**What to do:** Set out every line bearing the string "chapter".

* begin Listed records *

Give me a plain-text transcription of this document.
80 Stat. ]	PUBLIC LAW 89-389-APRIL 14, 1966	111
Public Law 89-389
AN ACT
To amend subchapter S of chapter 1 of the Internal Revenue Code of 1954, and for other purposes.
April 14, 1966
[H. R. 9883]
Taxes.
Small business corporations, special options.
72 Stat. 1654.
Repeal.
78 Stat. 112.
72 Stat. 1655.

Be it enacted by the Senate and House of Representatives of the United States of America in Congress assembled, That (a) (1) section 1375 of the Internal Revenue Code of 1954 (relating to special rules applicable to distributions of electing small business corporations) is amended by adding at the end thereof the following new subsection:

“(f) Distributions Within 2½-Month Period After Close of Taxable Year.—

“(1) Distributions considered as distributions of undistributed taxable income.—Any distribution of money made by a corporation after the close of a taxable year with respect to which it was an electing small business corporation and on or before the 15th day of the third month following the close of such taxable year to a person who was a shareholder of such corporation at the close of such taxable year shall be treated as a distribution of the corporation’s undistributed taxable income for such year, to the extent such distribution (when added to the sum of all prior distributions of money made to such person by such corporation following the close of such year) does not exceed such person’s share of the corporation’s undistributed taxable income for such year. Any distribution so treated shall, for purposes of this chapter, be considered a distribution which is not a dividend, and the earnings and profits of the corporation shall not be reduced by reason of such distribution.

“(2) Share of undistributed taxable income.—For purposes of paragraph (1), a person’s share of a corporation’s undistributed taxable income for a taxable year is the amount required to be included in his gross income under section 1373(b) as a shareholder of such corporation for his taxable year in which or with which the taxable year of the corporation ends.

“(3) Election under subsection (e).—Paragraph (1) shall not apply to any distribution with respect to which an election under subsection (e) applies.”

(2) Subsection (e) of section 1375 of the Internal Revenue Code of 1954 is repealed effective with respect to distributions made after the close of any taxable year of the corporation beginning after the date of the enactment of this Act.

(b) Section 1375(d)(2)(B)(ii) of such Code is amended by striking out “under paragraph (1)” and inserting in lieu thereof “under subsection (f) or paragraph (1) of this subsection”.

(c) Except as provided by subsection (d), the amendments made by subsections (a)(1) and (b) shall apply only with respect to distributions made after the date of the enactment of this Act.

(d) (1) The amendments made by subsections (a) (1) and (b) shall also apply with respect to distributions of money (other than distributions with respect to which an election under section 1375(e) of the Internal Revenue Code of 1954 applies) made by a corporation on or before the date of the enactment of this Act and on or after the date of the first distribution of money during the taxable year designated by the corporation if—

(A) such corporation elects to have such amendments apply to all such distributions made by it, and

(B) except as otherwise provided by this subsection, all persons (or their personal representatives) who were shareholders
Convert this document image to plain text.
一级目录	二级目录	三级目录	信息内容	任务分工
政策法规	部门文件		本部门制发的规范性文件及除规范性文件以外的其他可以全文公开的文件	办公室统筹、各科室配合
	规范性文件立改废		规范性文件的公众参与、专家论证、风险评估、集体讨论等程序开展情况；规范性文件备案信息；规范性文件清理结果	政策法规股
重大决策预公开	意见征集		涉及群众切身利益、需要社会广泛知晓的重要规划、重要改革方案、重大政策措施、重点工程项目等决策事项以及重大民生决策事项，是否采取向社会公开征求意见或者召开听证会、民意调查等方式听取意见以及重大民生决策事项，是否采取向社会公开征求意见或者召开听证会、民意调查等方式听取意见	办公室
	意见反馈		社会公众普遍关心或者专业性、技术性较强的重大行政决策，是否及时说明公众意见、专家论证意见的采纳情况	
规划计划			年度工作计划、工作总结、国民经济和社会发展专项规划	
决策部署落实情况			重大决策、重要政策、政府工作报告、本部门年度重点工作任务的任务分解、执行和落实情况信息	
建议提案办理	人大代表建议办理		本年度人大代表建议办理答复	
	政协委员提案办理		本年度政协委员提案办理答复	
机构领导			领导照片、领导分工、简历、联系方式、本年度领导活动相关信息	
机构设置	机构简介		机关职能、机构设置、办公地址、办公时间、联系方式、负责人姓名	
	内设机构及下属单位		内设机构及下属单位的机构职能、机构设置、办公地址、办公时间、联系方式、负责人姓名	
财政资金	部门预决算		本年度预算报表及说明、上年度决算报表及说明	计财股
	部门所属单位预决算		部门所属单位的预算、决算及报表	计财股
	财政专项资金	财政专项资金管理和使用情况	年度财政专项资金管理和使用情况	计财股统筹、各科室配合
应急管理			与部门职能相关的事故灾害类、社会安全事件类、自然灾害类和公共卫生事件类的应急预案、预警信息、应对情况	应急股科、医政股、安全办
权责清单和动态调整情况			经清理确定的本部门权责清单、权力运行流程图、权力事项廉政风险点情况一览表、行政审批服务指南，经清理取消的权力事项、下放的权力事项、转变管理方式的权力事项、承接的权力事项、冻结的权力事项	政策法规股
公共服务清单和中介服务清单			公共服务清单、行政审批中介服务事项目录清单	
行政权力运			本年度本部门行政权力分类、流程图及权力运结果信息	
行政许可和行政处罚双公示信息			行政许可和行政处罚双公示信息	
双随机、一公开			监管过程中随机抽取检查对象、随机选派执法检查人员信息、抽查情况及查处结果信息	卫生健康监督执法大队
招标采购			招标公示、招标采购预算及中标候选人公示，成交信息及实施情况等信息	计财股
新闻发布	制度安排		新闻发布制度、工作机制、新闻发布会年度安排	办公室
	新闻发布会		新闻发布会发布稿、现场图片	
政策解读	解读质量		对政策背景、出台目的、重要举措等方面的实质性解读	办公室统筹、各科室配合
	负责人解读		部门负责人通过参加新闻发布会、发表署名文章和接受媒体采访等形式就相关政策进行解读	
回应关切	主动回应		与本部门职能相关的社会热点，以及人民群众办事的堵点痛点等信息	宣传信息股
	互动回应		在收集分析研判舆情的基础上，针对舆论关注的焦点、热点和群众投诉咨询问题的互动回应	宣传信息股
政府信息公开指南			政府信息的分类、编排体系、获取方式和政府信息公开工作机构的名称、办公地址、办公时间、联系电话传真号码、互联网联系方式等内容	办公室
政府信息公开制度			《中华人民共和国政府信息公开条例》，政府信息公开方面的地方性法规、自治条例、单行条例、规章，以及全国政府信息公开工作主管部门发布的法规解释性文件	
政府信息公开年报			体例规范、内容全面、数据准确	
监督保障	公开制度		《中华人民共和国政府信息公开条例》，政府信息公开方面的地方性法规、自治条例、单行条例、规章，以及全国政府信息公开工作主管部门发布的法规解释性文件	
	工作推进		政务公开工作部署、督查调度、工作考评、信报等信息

* end Listed records *

**Output below:**
To amend subchapter S of chapter 1 of the Internal Revenue Code of 1954, and for other purposes.
“(1) Distributions considered as distributions of undistributed taxable income.—Any distribution of money made by a corporation after the close of a taxable year with respect to which it was an electing small business corporation and on or before the 15th day of the third month following the close of such taxable year to a person who was a shareholder of such corporation at the close of such taxable year shall be treated as a distribution of the corporation’s undistributed taxable income for such year, to the extent such distribution (when added to the sum of all prior distributions of money made to such person by such corporation following the close of such year) does not exceed such person’s share of the corporation’s undistributed taxable income for such year. Any distribution so treated shall, for purposes of this chapter, be considered a distribution which is not a dividend, and the earnings and profits of the corporation shall not be reduced by reason of such distribution.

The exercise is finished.